## BEGIN
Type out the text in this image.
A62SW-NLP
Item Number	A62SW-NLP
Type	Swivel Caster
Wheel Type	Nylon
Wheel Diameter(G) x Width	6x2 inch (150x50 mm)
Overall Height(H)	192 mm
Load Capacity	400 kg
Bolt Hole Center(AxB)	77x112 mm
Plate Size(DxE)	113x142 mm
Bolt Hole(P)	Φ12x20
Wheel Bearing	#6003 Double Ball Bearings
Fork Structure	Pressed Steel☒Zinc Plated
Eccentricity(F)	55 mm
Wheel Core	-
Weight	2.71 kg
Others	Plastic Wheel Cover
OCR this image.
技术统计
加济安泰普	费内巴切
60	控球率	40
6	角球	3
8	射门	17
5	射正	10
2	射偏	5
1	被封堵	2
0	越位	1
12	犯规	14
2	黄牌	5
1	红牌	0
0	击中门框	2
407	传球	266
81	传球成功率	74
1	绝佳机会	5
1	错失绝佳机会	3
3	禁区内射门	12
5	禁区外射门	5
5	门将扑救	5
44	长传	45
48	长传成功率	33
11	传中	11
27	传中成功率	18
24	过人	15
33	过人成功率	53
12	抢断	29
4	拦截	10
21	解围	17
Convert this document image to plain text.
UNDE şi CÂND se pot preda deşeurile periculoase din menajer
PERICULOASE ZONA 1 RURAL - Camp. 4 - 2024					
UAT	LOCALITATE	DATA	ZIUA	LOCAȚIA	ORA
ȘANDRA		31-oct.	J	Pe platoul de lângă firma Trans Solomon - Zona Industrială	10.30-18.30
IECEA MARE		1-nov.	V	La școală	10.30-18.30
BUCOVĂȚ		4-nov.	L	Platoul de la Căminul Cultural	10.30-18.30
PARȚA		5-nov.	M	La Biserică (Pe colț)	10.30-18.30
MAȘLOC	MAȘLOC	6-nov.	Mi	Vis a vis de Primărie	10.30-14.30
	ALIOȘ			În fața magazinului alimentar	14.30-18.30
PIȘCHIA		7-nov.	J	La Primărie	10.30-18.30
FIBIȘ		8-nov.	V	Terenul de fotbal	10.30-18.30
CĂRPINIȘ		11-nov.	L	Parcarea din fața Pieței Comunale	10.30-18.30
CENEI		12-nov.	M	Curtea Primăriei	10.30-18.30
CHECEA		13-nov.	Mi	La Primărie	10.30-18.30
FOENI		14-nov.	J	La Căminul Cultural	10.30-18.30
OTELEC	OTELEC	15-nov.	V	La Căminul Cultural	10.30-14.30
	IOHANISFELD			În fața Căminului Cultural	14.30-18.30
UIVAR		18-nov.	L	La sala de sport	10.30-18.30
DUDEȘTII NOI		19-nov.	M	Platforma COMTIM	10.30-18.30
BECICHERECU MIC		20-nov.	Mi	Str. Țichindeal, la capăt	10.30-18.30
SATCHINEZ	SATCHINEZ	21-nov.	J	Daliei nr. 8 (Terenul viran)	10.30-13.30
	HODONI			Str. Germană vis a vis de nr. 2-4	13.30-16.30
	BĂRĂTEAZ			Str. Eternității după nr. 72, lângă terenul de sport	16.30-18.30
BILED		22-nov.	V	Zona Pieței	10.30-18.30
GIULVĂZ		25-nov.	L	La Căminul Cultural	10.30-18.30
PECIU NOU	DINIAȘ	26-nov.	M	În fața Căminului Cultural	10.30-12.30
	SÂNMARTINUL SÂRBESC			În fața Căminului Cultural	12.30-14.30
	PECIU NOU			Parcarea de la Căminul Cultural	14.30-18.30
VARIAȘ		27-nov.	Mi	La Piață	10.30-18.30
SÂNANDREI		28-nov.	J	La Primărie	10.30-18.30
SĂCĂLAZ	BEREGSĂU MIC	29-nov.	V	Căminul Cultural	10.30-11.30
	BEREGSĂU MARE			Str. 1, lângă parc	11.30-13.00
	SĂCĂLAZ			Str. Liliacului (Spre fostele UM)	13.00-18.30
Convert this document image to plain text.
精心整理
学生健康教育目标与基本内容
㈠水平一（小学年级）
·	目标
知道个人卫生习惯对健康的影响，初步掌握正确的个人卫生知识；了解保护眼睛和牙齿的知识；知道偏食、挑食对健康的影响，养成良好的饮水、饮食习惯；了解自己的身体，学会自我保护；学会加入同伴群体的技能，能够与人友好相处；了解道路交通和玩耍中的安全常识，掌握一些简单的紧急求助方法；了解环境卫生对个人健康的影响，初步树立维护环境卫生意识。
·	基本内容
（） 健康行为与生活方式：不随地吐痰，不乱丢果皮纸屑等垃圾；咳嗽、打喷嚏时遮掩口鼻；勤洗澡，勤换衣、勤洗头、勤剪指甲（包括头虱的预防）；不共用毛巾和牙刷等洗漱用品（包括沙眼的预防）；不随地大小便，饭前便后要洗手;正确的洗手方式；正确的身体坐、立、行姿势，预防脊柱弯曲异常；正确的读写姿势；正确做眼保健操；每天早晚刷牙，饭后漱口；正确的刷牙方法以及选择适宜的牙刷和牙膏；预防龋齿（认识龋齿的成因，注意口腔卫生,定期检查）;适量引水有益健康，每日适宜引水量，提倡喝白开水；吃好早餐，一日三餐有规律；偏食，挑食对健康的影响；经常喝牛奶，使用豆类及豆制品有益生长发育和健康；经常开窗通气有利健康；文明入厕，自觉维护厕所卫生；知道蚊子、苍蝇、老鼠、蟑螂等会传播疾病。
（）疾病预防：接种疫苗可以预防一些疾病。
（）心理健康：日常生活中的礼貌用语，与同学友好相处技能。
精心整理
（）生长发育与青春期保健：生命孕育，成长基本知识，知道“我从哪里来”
## END
■ What you have to do ■
Your task is to print all of the records exactly.

■ Result for this exercise ■
Type out the text in this image.
A62SW-NLP
Item Number	A62SW-NLP
Type	Swivel Caster
Wheel Type	Nylon
Wheel Diameter(G) x Width	6x2 inch (150x50 mm)
Overall Height(H)	192 mm
Load Capacity	400 kg
Bolt Hole Center(AxB)	77x112 mm
Plate Size(DxE)	113x142 mm
Bolt Hole(P)	Φ12x20
Wheel Bearing	#6003 Double Ball Bearings
Fork Structure	Pressed Steel☒Zinc Plated
Eccentricity(F)	55 mm
Wheel Core	-
Weight	2.71 kg
Others	Plastic Wheel Cover
OCR this image.
技术统计
加济安泰普	费内巴切
60	控球率	40
6	角球	3
8	射门	17
5	射正	10
2	射偏	5
1	被封堵	2
0	越位	1
12	犯规	14
2	黄牌	5
1	红牌	0
0	击中门框	2
407	传球	266
81	传球成功率	74
1	绝佳机会	5
1	错失绝佳机会	3
3	禁区内射门	12
5	禁区外射门	5
5	门将扑救	5
44	长传	45
48	长传成功率	33
11	传中	11
27	传中成功率	18
24	过人	15
33	过人成功率	53
12	抢断	29
4	拦截	10
21	解围	17
Convert this document image to plain text.
UNDE şi CÂND se pot preda deşeurile periculoase din menajer
PERICULOASE ZONA 1 RURAL - Camp. 4 - 2024					
UAT	LOCALITATE	DATA	ZIUA	LOCAȚIA	ORA
ȘANDRA		31-oct.	J	Pe platoul de lângă firma Trans Solomon - Zona Industrială	10.30-18.30
IECEA MARE		1-nov.	V	La școală	10.30-18.30
BUCOVĂȚ		4-nov.	L	Platoul de la Căminul Cultural	10.30-18.30
PARȚA		5-nov.	M	La Biserică (Pe colț)	10.30-18.30
MAȘLOC	MAȘLOC	6-nov.	Mi	Vis a vis de Primărie	10.30-14.30
	ALIOȘ			În fața magazinului alimentar	14.30-18.30
PIȘCHIA		7-nov.	J	La Primărie	10.30-18.30
FIBIȘ		8-nov.	V	Terenul de fotbal	10.30-18.30
CĂRPINIȘ		11-nov.	L	Parcarea din fața Pieței Comunale	10.30-18.30
CENEI		12-nov.	M	Curtea Primăriei	10.30-18.30
CHECEA		13-nov.	Mi	La Primărie	10.30-18.30
FOENI		14-nov.	J	La Căminul Cultural	10.30-18.30
OTELEC	OTELEC	15-nov.	V	La Căminul Cultural	10.30-14.30
	IOHANISFELD			În fața Căminului Cultural	14.30-18.30
UIVAR		18-nov.	L	La sala de sport	10.30-18.30
DUDEȘTII NOI		19-nov.	M	Platforma COMTIM	10.30-18.30
BECICHERECU MIC		20-nov.	Mi	Str. Țichindeal, la capăt	10.30-18.30
SATCHINEZ	SATCHINEZ	21-nov.	J	Daliei nr. 8 (Terenul viran)	10.30-13.30
	HODONI			Str. Germană vis a vis de nr. 2-4	13.30-16.30
	BĂRĂTEAZ			Str. Eternității după nr. 72, lângă terenul de sport	16.30-18.30
BILED		22-nov.	V	Zona Pieței	10.30-18.30
GIULVĂZ		25-nov.	L	La Căminul Cultural	10.30-18.30
PECIU NOU	DINIAȘ	26-nov.	M	În fața Căminului Cultural	10.30-12.30
	SÂNMARTINUL SÂRBESC			În fața Căminului Cultural	12.30-14.30
	PECIU NOU			Parcarea de la Căminul Cultural	14.30-18.30
VARIAȘ		27-nov.	Mi	La Piață	10.30-18.30
SÂNANDREI		28-nov.	J	La Primărie	10.30-18.30
SĂCĂLAZ	BEREGSĂU MIC	29-nov.	V	Căminul Cultural	10.30-11.30
	BEREGSĂU MARE			Str. 1, lângă parc	11.30-13.00
	SĂCĂLAZ			Str. Liliacului (Spre fostele UM)	13.00-18.30
Convert this document image to plain text.
精心整理
学生健康教育目标与基本内容
㈠水平一（小学年级）
·	目标
知道个人卫生习惯对健康的影响，初步掌握正确的个人卫生知识；了解保护眼睛和牙齿的知识；知道偏食、挑食对健康的影响，养成良好的饮水、饮食习惯；了解自己的身体，学会自我保护；学会加入同伴群体的技能，能够与人友好相处；了解道路交通和玩耍中的安全常识，掌握一些简单的紧急求助方法；了解环境卫生对个人健康的影响，初步树立维护环境卫生意识。
·	基本内容
（） 健康行为与生活方式：不随地吐痰，不乱丢果皮纸屑等垃圾；咳嗽、打喷嚏时遮掩口鼻；勤洗澡，勤换衣、勤洗头、勤剪指甲（包括头虱的预防）；不共用毛巾和牙刷等洗漱用品（包括沙眼的预防）；不随地大小便，饭前便后要洗手;正确的洗手方式；正确的身体坐、立、行姿势，预防脊柱弯曲异常；正确的读写姿势；正确做眼保健操；每天早晚刷牙，饭后漱口；正确的刷牙方法以及选择适宜的牙刷和牙膏；预防龋齿（认识龋齿的成因，注意口腔卫生,定期检查）;适量引水有益健康，每日适宜引水量，提倡喝白开水；吃好早餐，一日三餐有规律；偏食，挑食对健康的影响；经常喝牛奶，使用豆类及豆制品有益生长发育和健康；经常开窗通气有利健康；文明入厕，自觉维护厕所卫生；知道蚊子、苍蝇、老鼠、蟑螂等会传播疾病。
（）疾病预防：接种疫苗可以预防一些疾病。
（）心理健康：日常生活中的礼貌用语，与同学友好相处技能。
精心整理
（）生长发育与青春期保健：生命孕育，成长基本知识，知道“我从哪里来”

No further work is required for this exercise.